Reproduce every line in the listing that contains the word "dependent".

-- Start --

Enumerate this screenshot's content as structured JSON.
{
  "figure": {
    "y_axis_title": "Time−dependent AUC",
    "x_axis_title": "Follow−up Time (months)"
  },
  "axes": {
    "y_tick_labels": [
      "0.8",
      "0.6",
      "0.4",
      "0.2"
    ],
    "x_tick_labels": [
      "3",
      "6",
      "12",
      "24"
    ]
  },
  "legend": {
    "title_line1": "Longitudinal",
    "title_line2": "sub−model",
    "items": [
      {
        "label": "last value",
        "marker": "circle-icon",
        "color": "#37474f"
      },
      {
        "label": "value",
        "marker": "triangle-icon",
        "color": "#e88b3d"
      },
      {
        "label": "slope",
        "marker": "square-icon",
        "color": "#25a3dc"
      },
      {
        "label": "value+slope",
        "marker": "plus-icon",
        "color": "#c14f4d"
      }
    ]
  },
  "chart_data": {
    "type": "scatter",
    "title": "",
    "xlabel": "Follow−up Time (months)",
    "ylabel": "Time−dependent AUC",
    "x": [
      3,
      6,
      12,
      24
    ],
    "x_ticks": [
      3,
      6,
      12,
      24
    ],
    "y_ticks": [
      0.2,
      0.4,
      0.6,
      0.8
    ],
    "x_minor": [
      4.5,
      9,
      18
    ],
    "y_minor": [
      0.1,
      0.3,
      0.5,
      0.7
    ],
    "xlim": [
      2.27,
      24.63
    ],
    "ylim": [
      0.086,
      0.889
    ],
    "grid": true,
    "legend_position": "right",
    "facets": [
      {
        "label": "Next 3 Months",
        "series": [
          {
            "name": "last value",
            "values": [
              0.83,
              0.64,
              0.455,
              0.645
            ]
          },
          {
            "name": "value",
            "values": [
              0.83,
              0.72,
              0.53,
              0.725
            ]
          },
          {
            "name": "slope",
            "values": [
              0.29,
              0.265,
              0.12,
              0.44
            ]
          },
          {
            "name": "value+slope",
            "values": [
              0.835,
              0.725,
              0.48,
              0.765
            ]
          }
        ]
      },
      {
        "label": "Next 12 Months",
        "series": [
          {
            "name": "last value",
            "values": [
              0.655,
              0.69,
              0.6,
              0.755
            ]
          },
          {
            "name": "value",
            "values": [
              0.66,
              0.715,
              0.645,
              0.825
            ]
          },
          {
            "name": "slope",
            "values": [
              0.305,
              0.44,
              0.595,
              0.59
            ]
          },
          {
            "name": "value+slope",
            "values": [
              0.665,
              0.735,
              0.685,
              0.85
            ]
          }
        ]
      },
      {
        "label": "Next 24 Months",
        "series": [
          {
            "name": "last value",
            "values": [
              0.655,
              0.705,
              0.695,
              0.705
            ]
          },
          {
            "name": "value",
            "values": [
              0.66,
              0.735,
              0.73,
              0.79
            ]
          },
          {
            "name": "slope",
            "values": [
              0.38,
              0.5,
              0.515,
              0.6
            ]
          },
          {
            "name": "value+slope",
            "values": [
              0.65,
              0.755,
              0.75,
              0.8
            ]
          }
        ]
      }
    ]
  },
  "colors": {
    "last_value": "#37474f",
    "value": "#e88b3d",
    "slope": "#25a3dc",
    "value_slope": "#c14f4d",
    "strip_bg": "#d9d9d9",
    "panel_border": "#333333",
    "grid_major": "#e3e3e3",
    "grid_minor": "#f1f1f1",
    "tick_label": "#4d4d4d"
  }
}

-- End --

[EXERCISE OUTPUT]
    "y_axis_title": "Time−dependent AUC",
    "ylabel": "Time−dependent AUC",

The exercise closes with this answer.